If a line in the entries below includes "BEST", pick it out and copy it.
:: RECORDED INFORMATION
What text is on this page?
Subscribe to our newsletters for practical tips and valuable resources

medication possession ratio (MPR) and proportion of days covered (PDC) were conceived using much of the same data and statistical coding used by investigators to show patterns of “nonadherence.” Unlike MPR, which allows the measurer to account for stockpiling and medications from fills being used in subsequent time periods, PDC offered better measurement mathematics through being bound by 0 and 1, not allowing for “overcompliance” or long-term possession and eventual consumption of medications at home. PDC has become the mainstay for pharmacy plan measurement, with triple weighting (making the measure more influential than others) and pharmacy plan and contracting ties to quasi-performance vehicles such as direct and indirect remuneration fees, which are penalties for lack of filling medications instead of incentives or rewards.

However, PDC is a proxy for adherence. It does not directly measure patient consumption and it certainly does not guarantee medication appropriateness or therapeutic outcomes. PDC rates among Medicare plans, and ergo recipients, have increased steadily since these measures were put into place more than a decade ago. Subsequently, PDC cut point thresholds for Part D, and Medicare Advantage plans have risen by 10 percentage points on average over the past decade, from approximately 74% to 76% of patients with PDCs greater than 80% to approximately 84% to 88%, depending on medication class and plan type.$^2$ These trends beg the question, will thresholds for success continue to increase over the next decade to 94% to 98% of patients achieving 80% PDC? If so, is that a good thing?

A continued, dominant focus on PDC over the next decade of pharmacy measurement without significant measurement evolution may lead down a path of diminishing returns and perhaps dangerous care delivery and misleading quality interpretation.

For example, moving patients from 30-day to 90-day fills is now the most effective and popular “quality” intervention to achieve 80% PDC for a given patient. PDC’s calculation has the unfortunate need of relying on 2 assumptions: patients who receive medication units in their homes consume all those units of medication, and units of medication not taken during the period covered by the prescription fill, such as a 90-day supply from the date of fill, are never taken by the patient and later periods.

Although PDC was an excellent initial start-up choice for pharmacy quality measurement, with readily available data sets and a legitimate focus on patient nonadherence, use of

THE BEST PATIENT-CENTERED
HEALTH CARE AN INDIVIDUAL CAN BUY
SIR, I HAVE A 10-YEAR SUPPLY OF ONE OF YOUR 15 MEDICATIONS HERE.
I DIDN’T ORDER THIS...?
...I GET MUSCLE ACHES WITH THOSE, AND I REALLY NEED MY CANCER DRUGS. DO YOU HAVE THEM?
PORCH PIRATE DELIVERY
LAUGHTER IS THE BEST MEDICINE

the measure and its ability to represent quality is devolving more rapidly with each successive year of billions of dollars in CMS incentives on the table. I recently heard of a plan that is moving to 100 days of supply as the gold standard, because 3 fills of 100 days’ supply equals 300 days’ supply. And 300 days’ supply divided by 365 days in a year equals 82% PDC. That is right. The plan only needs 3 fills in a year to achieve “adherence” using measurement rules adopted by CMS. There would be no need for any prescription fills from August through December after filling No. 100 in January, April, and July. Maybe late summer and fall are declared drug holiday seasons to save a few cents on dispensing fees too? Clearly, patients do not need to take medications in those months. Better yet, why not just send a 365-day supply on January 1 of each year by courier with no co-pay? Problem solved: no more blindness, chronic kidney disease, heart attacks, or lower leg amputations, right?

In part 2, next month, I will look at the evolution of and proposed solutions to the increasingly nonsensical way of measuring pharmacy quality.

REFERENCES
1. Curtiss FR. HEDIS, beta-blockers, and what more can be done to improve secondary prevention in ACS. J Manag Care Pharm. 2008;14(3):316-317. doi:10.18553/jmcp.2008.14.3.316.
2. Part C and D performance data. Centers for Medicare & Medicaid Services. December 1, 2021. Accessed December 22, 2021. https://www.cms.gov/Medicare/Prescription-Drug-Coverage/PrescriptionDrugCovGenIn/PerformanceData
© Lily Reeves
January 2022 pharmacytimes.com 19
::::
### RESPONSE TO THIS TASK
THE BEST PATIENT-CENTERED
LAUGHTER IS THE BEST MEDICINE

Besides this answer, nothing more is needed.